*Supplied records*:
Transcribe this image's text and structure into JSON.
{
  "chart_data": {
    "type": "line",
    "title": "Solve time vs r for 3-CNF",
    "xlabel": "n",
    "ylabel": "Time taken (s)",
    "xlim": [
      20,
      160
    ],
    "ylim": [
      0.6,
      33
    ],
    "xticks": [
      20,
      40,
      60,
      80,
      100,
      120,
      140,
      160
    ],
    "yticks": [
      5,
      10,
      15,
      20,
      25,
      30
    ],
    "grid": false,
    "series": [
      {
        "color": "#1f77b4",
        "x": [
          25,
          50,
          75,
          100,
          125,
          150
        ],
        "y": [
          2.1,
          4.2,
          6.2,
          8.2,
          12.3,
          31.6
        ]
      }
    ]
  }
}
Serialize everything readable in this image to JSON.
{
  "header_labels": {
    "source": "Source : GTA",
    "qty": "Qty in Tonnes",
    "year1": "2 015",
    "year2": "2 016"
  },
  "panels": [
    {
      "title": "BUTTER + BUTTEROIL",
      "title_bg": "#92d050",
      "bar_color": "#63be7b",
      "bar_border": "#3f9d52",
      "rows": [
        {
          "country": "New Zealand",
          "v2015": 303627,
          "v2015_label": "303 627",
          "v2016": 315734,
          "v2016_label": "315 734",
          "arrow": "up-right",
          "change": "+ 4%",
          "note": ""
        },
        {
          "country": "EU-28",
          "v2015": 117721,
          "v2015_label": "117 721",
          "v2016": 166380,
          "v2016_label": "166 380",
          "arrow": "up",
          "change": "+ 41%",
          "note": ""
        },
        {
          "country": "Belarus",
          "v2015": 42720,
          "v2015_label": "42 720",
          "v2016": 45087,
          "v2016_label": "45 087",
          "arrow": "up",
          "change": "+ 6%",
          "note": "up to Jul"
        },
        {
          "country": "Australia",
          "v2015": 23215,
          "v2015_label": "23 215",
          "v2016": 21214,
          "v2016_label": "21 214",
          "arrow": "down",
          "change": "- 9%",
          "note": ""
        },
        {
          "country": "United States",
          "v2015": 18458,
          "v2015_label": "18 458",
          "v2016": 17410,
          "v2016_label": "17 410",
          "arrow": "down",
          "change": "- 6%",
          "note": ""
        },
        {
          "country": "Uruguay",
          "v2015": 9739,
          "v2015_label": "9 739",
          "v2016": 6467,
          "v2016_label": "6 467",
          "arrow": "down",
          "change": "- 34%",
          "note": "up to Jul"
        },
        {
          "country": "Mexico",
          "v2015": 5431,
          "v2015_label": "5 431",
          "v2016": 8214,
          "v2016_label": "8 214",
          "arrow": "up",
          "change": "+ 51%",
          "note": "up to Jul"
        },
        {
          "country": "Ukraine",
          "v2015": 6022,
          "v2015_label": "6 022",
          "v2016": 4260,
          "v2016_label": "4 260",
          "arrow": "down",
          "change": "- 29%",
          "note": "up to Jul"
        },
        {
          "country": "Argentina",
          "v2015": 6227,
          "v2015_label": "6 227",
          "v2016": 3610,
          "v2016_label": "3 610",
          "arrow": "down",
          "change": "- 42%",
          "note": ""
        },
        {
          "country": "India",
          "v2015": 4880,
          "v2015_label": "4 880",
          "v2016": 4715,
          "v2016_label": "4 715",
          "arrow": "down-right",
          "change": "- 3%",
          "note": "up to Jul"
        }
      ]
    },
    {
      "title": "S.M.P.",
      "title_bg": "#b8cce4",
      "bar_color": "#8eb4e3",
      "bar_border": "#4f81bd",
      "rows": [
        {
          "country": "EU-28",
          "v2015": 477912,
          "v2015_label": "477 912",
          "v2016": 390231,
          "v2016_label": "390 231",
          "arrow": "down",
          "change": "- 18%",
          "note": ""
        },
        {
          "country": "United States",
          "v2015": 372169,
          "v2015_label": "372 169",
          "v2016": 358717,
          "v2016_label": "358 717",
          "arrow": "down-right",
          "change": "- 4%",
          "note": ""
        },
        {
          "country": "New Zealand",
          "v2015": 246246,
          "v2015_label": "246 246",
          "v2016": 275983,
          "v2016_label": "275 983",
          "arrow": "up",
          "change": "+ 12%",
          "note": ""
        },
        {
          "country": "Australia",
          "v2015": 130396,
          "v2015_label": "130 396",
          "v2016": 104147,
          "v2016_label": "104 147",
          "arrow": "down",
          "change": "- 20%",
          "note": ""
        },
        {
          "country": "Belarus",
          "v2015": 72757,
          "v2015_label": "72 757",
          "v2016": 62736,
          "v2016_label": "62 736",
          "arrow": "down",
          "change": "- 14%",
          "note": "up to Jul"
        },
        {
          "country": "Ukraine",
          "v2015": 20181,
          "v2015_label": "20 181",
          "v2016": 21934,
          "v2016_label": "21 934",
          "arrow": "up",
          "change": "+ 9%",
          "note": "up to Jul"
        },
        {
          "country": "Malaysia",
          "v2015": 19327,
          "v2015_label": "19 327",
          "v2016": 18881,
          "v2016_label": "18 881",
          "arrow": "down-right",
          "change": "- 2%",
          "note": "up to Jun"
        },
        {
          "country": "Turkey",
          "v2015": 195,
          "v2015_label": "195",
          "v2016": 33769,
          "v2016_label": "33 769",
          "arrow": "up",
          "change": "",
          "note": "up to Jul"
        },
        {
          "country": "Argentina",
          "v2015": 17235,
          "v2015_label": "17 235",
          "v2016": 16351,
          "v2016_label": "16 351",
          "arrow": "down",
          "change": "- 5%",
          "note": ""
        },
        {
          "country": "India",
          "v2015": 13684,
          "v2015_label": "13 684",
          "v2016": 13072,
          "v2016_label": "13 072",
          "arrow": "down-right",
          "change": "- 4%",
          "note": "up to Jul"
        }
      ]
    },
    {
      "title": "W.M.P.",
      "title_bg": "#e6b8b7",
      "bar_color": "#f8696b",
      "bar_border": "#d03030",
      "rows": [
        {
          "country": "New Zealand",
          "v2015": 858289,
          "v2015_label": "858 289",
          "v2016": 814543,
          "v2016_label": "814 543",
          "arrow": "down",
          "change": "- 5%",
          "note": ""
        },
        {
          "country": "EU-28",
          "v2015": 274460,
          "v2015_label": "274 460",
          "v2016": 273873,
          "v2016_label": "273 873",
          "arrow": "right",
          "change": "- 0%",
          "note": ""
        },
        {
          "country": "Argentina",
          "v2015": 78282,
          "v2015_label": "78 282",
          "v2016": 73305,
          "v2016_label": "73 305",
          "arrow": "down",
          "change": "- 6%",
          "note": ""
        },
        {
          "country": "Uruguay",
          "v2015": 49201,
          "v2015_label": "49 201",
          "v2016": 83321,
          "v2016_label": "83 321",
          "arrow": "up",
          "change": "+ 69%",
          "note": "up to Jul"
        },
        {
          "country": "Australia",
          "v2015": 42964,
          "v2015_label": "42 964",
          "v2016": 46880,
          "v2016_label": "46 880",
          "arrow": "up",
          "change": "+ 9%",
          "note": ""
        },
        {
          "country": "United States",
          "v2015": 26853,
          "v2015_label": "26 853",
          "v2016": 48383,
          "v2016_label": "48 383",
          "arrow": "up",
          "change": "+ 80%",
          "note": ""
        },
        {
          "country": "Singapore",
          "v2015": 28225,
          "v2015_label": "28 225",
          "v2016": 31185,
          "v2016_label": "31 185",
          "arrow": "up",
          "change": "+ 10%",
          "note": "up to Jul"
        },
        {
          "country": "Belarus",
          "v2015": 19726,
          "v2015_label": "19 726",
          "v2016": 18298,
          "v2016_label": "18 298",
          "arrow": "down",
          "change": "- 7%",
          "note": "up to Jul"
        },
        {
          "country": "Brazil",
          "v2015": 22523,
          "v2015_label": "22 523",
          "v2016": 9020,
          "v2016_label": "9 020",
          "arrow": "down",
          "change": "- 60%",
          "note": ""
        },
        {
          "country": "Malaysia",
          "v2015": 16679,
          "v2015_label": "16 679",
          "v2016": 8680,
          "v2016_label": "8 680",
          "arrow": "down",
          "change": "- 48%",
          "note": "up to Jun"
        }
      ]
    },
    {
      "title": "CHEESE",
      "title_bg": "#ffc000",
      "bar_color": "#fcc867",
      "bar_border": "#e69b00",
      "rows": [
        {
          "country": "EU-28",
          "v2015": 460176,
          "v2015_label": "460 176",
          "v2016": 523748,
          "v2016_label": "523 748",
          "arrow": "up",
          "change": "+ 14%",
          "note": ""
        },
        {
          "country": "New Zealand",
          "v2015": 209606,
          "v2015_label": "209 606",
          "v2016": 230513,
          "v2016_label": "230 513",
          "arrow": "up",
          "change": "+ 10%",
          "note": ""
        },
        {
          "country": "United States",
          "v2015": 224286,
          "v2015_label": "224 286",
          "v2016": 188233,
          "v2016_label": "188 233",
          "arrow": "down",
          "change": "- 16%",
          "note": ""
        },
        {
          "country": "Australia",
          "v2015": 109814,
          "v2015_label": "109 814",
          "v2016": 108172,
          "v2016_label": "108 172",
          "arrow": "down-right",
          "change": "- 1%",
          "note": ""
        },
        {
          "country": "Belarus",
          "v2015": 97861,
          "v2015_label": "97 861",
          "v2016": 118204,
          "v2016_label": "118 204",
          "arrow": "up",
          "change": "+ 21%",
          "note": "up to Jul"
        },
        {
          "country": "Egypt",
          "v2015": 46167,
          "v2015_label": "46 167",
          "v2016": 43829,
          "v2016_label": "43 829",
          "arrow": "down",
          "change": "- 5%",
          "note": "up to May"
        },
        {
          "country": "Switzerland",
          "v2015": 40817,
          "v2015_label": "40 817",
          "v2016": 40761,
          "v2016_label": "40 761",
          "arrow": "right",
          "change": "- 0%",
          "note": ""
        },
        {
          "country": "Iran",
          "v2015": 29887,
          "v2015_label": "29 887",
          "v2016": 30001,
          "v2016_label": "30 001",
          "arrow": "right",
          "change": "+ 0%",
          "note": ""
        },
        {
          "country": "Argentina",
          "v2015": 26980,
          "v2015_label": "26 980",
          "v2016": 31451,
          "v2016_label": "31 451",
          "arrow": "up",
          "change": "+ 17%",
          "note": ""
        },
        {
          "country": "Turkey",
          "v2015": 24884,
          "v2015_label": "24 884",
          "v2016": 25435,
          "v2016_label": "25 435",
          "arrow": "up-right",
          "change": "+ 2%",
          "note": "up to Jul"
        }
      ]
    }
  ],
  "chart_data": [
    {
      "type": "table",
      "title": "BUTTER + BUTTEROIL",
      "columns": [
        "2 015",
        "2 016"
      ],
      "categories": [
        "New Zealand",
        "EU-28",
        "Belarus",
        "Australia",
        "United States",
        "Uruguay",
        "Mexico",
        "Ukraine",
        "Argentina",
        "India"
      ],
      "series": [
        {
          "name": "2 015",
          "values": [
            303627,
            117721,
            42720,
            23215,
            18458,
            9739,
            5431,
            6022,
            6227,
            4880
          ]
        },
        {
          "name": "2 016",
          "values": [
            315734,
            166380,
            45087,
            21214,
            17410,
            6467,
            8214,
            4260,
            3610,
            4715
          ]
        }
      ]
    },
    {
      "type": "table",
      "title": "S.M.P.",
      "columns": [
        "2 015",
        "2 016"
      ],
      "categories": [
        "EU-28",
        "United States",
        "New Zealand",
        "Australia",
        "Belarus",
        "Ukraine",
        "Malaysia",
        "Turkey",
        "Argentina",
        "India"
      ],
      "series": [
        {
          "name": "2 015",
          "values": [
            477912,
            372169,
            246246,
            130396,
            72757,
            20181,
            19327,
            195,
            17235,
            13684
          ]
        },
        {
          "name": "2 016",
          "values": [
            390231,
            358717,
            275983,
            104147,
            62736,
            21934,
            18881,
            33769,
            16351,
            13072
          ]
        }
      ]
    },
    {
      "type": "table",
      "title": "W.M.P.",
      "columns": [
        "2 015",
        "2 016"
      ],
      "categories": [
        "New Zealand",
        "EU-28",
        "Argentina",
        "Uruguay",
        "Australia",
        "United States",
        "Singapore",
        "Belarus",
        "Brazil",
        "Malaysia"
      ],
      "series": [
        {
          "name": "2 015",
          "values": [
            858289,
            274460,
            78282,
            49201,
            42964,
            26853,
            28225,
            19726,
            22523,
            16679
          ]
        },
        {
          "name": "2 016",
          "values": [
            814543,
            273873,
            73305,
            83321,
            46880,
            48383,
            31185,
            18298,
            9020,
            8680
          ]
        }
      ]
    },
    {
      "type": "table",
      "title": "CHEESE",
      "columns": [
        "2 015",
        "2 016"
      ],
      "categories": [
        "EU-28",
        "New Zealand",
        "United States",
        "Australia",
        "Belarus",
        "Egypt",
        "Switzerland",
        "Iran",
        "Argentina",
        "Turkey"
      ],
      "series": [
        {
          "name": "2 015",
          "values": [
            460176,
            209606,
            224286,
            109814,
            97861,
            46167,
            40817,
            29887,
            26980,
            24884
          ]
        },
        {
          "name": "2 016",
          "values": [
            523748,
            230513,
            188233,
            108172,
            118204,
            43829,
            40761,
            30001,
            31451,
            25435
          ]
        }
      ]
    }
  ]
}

*Stated task*:
Among the entries above, how many lines hold the word "JSON"? Reply with only that number.

*Expected answer*:
2